** START MATERIAL FOR THIS EXERCISE **

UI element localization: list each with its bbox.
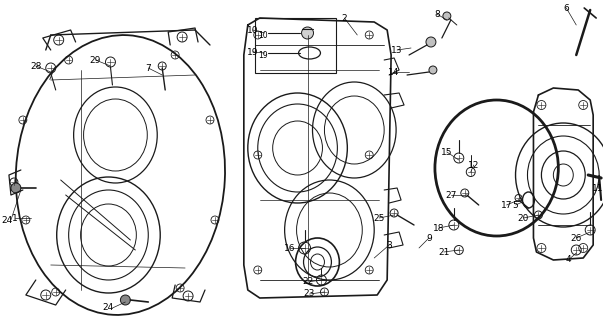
Text: 9: 9 (426, 234, 432, 243)
Text: 4: 4 (566, 255, 571, 265)
Text: 26: 26 (571, 234, 582, 243)
Circle shape (426, 37, 436, 47)
Text: 21: 21 (438, 247, 450, 257)
Text: 28: 28 (30, 61, 42, 70)
Text: 13: 13 (391, 45, 403, 54)
Text: 1: 1 (12, 213, 18, 222)
Text: 8: 8 (434, 10, 440, 19)
Text: 23: 23 (304, 290, 315, 299)
Text: 22: 22 (302, 277, 313, 286)
Text: 10: 10 (258, 30, 267, 39)
Text: 27: 27 (445, 190, 457, 199)
Text: 16: 16 (284, 244, 295, 252)
Text: 6: 6 (563, 4, 569, 12)
Text: 19: 19 (247, 47, 258, 57)
Text: 18: 18 (433, 223, 445, 233)
Text: 5: 5 (512, 201, 518, 210)
Text: 7: 7 (145, 63, 151, 73)
Text: 2: 2 (342, 13, 347, 22)
Text: 11: 11 (592, 183, 604, 193)
Text: 17: 17 (501, 201, 512, 210)
Text: 10: 10 (247, 26, 258, 35)
Text: 20: 20 (518, 213, 529, 222)
Text: 24: 24 (103, 303, 114, 313)
Text: 25: 25 (373, 213, 385, 222)
Circle shape (301, 27, 313, 39)
Text: 24: 24 (1, 215, 13, 225)
Text: 12: 12 (468, 161, 479, 170)
Text: 15: 15 (441, 148, 453, 156)
Circle shape (429, 66, 437, 74)
Text: 19: 19 (258, 51, 267, 60)
Text: 14: 14 (388, 68, 400, 76)
Text: 29: 29 (90, 55, 101, 65)
Circle shape (11, 183, 21, 193)
Circle shape (443, 12, 451, 20)
Circle shape (120, 295, 130, 305)
Text: 3: 3 (386, 241, 392, 250)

** END MATERIAL FOR THIS EXERCISE **

YOUR TASK> Copy the listing lines from the one containing "Text: 9: 9 (426, 234, 432, 243)" through the one containing "Text: 22: 22 (302, 277, 313, 286)", with both of those lines included.

RESULT>
Text: 9: 9 (426, 234, 432, 243)
Text: 4: 4 (566, 255, 571, 265)
Text: 26: 26 (571, 234, 582, 243)
Circle shape (426, 37, 436, 47)
Text: 21: 21 (438, 247, 450, 257)
Text: 28: 28 (30, 61, 42, 70)
Text: 13: 13 (391, 45, 403, 54)
Text: 1: 1 (12, 213, 18, 222)
Text: 8: 8 (434, 10, 440, 19)
Text: 23: 23 (304, 290, 315, 299)
Text: 22: 22 (302, 277, 313, 286)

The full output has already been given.